> WHAT THE TASK ASKS:
Please write out the material below exactly as given.

[begin SUPPLIED MATERIAL]

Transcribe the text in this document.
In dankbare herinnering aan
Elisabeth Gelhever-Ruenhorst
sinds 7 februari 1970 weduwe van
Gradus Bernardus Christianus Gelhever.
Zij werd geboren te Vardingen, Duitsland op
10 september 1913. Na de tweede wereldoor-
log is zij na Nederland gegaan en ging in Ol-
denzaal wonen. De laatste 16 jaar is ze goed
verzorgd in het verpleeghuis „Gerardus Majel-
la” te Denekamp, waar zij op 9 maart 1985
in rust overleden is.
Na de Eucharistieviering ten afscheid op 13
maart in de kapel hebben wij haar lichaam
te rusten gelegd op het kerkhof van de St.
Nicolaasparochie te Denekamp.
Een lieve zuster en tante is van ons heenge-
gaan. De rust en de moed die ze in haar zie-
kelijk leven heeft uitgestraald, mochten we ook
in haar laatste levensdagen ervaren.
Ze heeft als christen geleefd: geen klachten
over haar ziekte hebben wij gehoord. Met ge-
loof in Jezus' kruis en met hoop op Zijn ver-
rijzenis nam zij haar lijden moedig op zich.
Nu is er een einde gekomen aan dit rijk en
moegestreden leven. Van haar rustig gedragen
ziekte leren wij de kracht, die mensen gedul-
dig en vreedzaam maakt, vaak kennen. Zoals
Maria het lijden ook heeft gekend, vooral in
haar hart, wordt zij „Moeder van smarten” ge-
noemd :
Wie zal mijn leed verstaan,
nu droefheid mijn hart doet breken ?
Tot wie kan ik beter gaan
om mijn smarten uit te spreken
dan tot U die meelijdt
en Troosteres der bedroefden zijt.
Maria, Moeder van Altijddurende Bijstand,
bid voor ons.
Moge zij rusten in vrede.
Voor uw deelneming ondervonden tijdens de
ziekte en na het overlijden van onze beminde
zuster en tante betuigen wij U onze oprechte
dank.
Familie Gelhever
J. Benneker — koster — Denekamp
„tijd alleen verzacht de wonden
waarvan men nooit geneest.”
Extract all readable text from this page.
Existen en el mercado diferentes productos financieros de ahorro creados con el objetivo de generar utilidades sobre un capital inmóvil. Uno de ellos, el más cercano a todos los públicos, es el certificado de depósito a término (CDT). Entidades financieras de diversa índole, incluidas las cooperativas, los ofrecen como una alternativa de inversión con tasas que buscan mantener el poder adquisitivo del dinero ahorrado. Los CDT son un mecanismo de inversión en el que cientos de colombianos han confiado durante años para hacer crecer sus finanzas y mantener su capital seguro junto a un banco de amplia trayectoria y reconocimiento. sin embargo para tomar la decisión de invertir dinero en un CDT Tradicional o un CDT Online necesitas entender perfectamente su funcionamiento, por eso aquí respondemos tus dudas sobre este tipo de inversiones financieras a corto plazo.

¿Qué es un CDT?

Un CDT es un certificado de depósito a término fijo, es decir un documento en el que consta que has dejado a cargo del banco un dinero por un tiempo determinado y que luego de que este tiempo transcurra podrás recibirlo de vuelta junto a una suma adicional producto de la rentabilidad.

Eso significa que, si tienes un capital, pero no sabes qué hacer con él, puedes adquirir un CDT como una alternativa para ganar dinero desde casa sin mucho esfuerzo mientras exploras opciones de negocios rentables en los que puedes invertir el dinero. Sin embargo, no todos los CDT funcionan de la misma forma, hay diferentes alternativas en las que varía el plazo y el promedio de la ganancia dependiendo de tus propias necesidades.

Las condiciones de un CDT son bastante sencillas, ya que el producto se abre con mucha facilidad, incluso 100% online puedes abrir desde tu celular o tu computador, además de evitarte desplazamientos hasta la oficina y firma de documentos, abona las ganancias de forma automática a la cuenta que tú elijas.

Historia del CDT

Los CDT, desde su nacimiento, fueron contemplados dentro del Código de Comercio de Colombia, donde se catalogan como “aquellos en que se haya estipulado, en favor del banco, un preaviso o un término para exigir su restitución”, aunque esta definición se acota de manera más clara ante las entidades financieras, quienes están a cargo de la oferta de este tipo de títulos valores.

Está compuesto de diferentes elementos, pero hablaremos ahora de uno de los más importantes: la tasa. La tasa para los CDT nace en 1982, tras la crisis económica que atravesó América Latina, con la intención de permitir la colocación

[end SUPPLIED MATERIAL]

> SOLUTION FOR THIS TASK:
Transcribe the text in this document.
In dankbare herinnering aan
Elisabeth Gelhever-Ruenhorst
sinds 7 februari 1970 weduwe van
Gradus Bernardus Christianus Gelhever.
Zij werd geboren te Vardingen, Duitsland op
10 september 1913. Na de tweede wereldoor-
log is zij na Nederland gegaan en ging in Ol-
denzaal wonen. De laatste 16 jaar is ze goed
verzorgd in het verpleeghuis „Gerardus Majel-
la” te Denekamp, waar zij op 9 maart 1985
in rust overleden is.
Na de Eucharistieviering ten afscheid op 13
maart in de kapel hebben wij haar lichaam
te rusten gelegd op het kerkhof van de St.
Nicolaasparochie te Denekamp.
Een lieve zuster en tante is van ons heenge-
gaan. De rust en de moed die ze in haar zie-
kelijk leven heeft uitgestraald, mochten we ook
in haar laatste levensdagen ervaren.
Ze heeft als christen geleefd: geen klachten
over haar ziekte hebben wij gehoord. Met ge-
loof in Jezus' kruis en met hoop op Zijn ver-
rijzenis nam zij haar lijden moedig op zich.
Nu is er een einde gekomen aan dit rijk en
moegestreden leven. Van haar rustig gedragen
ziekte leren wij de kracht, die mensen gedul-
dig en vreedzaam maakt, vaak kennen. Zoals
Maria het lijden ook heeft gekend, vooral in
haar hart, wordt zij „Moeder van smarten” ge-
noemd :
Wie zal mijn leed verstaan,
nu droefheid mijn hart doet breken ?
Tot wie kan ik beter gaan
om mijn smarten uit te spreken
dan tot U die meelijdt
en Troosteres der bedroefden zijt.
Maria, Moeder van Altijddurende Bijstand,
bid voor ons.
Moge zij rusten in vrede.
Voor uw deelneming ondervonden tijdens de
ziekte en na het overlijden van onze beminde
zuster en tante betuigen wij U onze oprechte
dank.
Familie Gelhever
J. Benneker — koster — Denekamp
„tijd alleen verzacht de wonden
waarvan men nooit geneest.”
Extract all readable text from this page.
Existen en el mercado diferentes productos financieros de ahorro creados con el objetivo de generar utilidades sobre un capital inmóvil. Uno de ellos, el más cercano a todos los públicos, es el certificado de depósito a término (CDT). Entidades financieras de diversa índole, incluidas las cooperativas, los ofrecen como una alternativa de inversión con tasas que buscan mantener el poder adquisitivo del dinero ahorrado. Los CDT son un mecanismo de inversión en el que cientos de colombianos han confiado durante años para hacer crecer sus finanzas y mantener su capital seguro junto a un banco de amplia trayectoria y reconocimiento. sin embargo para tomar la decisión de invertir dinero en un CDT Tradicional o un CDT Online necesitas entender perfectamente su funcionamiento, por eso aquí respondemos tus dudas sobre este tipo de inversiones financieras a corto plazo.

¿Qué es un CDT?

Un CDT es un certificado de depósito a término fijo, es decir un documento en el que consta que has dejado a cargo del banco un dinero por un tiempo determinado y que luego de que este tiempo transcurra podrás recibirlo de vuelta junto a una suma adicional producto de la rentabilidad.

Eso significa que, si tienes un capital, pero no sabes qué hacer con él, puedes adquirir un CDT como una alternativa para ganar dinero desde casa sin mucho esfuerzo mientras exploras opciones de negocios rentables en los que puedes invertir el dinero. Sin embargo, no todos los CDT funcionan de la misma forma, hay diferentes alternativas en las que varía el plazo y el promedio de la ganancia dependiendo de tus propias necesidades.

Las condiciones de un CDT son bastante sencillas, ya que el producto se abre con mucha facilidad, incluso 100% online puedes abrir desde tu celular o tu computador, además de evitarte desplazamientos hasta la oficina y firma de documentos, abona las ganancias de forma automática a la cuenta que tú elijas.

Historia del CDT

Los CDT, desde su nacimiento, fueron contemplados dentro del Código de Comercio de Colombia, donde se catalogan como “aquellos en que se haya estipulado, en favor del banco, un preaviso o un término para exigir su restitución”, aunque esta definición se acota de manera más clara ante las entidades financieras, quienes están a cargo de la oferta de este tipo de títulos valores.

Está compuesto de diferentes elementos, pero hablaremos ahora de uno de los más importantes: la tasa. La tasa para los CDT nace en 1982, tras la crisis económica que atravesó América Latina, con la intención de permitir la colocación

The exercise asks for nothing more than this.